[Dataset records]
┄┄┄┄┄┄┄┄┄┄┄┄┄┄┄┄┄┄┄┄

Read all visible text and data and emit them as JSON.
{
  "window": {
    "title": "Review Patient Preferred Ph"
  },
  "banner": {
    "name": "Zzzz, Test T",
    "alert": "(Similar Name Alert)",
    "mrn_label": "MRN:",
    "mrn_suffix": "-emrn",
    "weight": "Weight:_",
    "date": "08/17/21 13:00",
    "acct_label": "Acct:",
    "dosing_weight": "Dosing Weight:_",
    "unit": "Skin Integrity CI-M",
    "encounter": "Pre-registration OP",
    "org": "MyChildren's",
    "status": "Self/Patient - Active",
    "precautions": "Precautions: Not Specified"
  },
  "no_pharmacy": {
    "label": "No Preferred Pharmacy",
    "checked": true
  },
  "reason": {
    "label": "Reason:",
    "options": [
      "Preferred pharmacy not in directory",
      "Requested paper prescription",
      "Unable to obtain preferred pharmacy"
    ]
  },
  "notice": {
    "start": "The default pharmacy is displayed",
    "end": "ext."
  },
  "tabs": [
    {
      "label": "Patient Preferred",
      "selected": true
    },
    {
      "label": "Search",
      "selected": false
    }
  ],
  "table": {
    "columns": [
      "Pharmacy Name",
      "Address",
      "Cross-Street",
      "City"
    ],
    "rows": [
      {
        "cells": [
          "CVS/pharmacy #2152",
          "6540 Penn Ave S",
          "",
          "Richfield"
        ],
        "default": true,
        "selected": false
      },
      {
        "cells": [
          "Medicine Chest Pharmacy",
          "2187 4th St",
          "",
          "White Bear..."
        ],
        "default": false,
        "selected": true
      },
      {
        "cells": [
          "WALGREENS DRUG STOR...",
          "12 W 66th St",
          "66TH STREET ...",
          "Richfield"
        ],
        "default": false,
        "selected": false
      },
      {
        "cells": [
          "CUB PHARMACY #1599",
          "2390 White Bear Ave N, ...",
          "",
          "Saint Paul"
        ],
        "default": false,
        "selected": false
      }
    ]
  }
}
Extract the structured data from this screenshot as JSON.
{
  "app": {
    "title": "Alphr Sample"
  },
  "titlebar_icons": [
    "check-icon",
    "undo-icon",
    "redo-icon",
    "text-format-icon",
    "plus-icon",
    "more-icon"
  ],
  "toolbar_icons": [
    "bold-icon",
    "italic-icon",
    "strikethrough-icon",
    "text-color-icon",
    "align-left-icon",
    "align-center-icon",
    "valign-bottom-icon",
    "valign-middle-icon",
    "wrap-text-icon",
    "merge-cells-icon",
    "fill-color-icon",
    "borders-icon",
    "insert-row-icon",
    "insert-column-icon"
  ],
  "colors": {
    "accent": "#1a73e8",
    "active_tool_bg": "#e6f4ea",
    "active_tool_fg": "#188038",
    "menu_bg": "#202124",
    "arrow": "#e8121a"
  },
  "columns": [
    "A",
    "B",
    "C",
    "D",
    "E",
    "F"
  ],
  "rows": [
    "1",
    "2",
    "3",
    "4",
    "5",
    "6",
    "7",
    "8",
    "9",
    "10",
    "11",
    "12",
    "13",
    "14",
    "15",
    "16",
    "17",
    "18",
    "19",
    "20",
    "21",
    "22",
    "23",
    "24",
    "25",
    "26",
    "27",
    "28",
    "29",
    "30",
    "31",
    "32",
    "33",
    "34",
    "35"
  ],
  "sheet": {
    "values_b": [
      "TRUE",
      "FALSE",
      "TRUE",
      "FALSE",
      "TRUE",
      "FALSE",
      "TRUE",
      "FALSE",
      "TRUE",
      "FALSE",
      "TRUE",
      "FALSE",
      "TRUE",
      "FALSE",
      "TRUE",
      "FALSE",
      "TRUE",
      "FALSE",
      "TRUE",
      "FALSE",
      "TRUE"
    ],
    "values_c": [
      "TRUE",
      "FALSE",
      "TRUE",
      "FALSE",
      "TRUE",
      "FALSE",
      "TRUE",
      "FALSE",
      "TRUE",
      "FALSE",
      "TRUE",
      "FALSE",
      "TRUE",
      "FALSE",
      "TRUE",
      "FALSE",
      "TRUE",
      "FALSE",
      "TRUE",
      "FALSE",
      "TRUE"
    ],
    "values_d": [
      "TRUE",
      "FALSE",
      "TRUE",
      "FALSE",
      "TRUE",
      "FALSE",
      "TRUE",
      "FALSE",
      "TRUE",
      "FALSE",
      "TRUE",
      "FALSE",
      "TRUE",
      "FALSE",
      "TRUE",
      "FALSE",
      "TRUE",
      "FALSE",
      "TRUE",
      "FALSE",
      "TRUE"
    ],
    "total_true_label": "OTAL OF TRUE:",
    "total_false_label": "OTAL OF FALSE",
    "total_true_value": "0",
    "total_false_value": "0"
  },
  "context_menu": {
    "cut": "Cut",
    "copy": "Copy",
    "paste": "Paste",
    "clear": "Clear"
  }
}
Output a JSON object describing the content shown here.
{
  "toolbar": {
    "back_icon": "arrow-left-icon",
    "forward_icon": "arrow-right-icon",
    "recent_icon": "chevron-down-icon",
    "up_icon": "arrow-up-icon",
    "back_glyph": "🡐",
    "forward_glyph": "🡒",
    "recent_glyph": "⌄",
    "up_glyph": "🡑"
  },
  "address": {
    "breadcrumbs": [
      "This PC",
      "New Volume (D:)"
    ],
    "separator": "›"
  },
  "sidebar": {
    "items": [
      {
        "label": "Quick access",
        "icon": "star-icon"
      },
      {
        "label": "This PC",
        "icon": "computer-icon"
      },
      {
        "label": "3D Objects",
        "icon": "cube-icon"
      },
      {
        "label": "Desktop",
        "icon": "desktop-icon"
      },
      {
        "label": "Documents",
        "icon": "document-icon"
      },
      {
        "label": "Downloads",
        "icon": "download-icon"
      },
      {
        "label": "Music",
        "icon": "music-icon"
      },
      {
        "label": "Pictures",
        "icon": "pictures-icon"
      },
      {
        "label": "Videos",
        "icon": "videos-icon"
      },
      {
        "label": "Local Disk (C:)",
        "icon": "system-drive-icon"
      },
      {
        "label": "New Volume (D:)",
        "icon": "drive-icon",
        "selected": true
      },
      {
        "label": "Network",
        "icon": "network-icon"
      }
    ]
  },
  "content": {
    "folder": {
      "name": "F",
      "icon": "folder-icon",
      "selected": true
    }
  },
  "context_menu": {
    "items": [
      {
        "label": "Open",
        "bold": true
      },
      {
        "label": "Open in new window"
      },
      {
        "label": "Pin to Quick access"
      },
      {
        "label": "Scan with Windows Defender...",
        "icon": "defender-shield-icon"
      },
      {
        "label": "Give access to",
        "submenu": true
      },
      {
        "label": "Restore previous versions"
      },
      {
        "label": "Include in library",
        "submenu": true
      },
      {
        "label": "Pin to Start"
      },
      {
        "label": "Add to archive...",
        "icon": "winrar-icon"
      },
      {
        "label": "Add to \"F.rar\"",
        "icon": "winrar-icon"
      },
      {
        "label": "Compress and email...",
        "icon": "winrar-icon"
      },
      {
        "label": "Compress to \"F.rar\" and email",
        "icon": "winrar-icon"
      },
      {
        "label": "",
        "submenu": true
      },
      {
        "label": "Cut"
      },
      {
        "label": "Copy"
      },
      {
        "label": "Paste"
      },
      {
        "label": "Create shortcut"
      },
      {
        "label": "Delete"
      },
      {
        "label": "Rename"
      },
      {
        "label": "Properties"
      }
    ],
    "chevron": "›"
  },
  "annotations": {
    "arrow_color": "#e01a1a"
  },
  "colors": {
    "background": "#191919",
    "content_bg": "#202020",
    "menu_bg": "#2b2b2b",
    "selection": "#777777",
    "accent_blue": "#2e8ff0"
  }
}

┄┄┄┄┄┄┄┄┄┄┄┄┄┄┄┄┄┄┄┄

> [What the task requires]:
Pull out all lines from the listing that contain the string "Weight".

> [Output]:
    "weight": "Weight:_",
    "dosing_weight": "Dosing Weight:_",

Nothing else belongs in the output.